# WHAT TO WORK ON
Transcribe the records exactly. Pictures do not belong in the transcription.
[start ENTRIES PROVIDED]
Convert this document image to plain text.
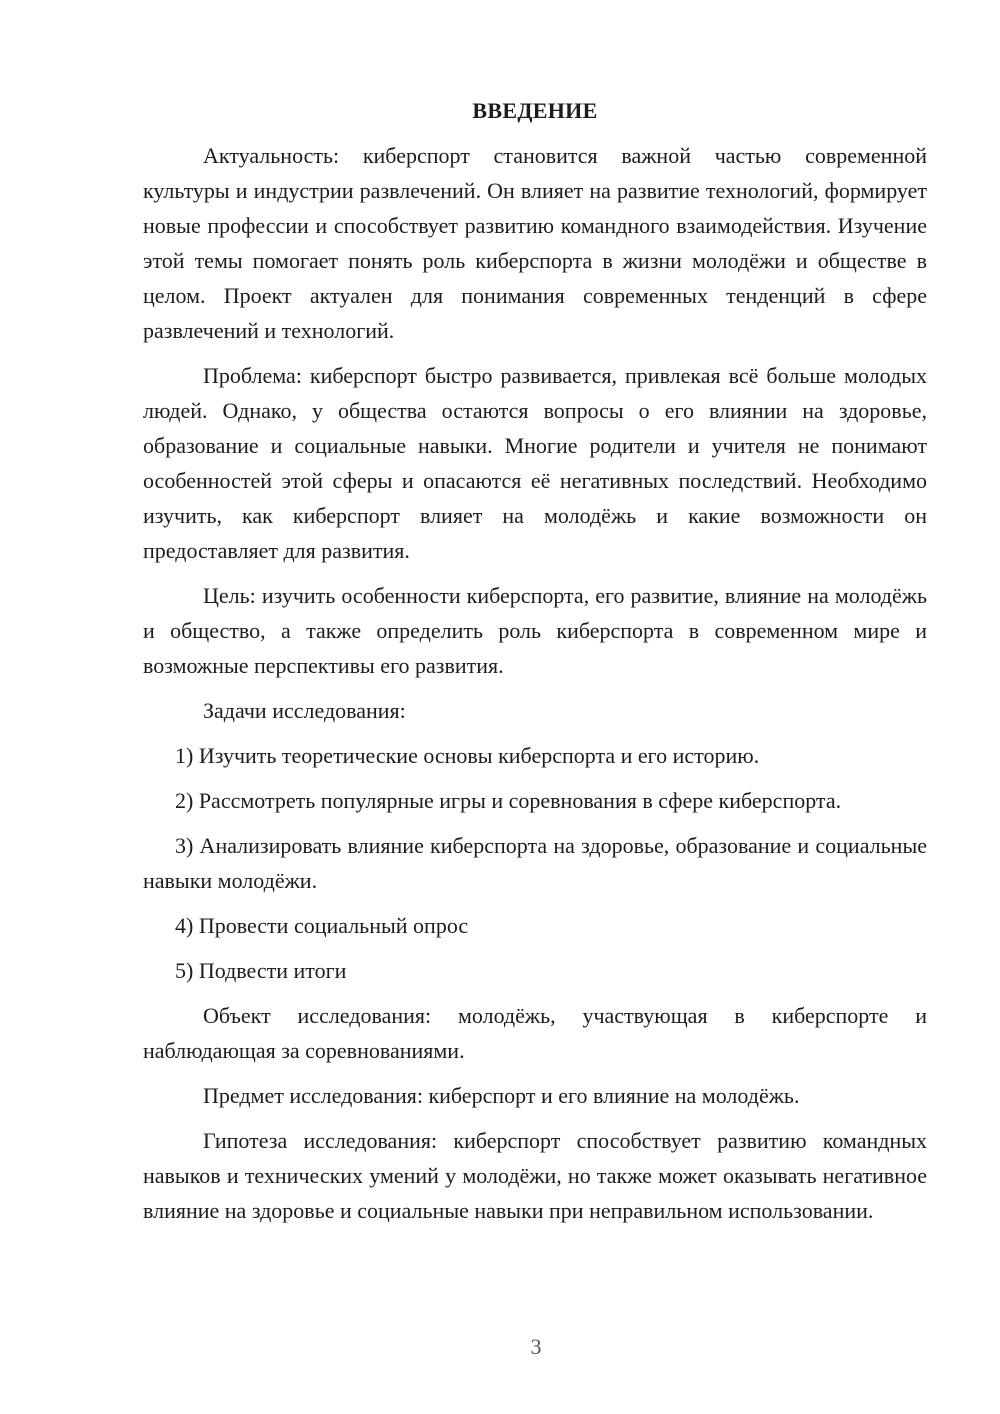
ВВЕДЕНИЕ

Актуальность: киберспорт становится важной частью современной культуры и индустрии развлечений. Он влияет на развитие технологий, формирует новые профессии и способствует развитию командного взаимодействия. Изучение этой темы помогает понять роль киберспорта в жизни молодёжи и обществе в целом. Проект актуален для понимания современных тенденций в сфере развлечений и технологий.

Проблема: киберспорт быстро развивается, привлекая всё больше молодых людей. Однако, у общества остаются вопросы о его влиянии на здоровье, образование и социальные навыки. Многие родители и учителя не понимают особенностей этой сферы и опасаются её негативных последствий. Необходимо изучить, как киберспорт влияет на молодёжь и какие возможности он предоставляет для развития.

Цель: изучить особенности киберспорта, его развитие, влияние на молодёжь и общество, а также определить роль киберспорта в современном мире и возможные перспективы его развития.

Задачи исследования:

1) Изучить теоретические основы киберспорта и его историю.

2) Рассмотреть популярные игры и соревнования в сфере киберспорта.

3) Анализировать влияние киберспорта на здоровье, образование и социальные навыки молодёжи.

4) Провести социальный опрос

5) Подвести итоги

Объект исследования: молодёжь, участвующая в киберспорте и наблюдающая за соревнованиями.

Предмет исследования: киберспорт и его влияние на молодёжь.

Гипотеза исследования: киберспорт способствует развитию командных навыков и технических умений у молодёжи, но также может оказывать негативное влияние на здоровье и социальные навыки при неправильном использовании.

3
[end ENTRIES PROVIDED]
# ANSWER FOR THE TASK
Convert this document image to plain text.
ВВЕДЕНИЕ

Актуальность: киберспорт становится важной частью современной культуры и индустрии развлечений. Он влияет на развитие технологий, формирует новые профессии и способствует развитию командного взаимодействия. Изучение этой темы помогает понять роль киберспорта в жизни молодёжи и обществе в целом. Проект актуален для понимания современных тенденций в сфере развлечений и технологий.

Проблема: киберспорт быстро развивается, привлекая всё больше молодых людей. Однако, у общества остаются вопросы о его влиянии на здоровье, образование и социальные навыки. Многие родители и учителя не понимают особенностей этой сферы и опасаются её негативных последствий. Необходимо изучить, как киберспорт влияет на молодёжь и какие возможности он предоставляет для развития.

Цель: изучить особенности киберспорта, его развитие, влияние на молодёжь и общество, а также определить роль киберспорта в современном мире и возможные перспективы его развития.

Задачи исследования:

1) Изучить теоретические основы киберспорта и его историю.

2) Рассмотреть популярные игры и соревнования в сфере киберспорта.

3) Анализировать влияние киберспорта на здоровье, образование и социальные навыки молодёжи.

4) Провести социальный опрос

5) Подвести итоги

Объект исследования: молодёжь, участвующая в киберспорте и наблюдающая за соревнованиями.

Предмет исследования: киберспорт и его влияние на молодёжь.

Гипотеза исследования: киберспорт способствует развитию командных навыков и технических умений у молодёжи, но также может оказывать негативное влияние на здоровье и социальные навыки при неправильном использовании.

3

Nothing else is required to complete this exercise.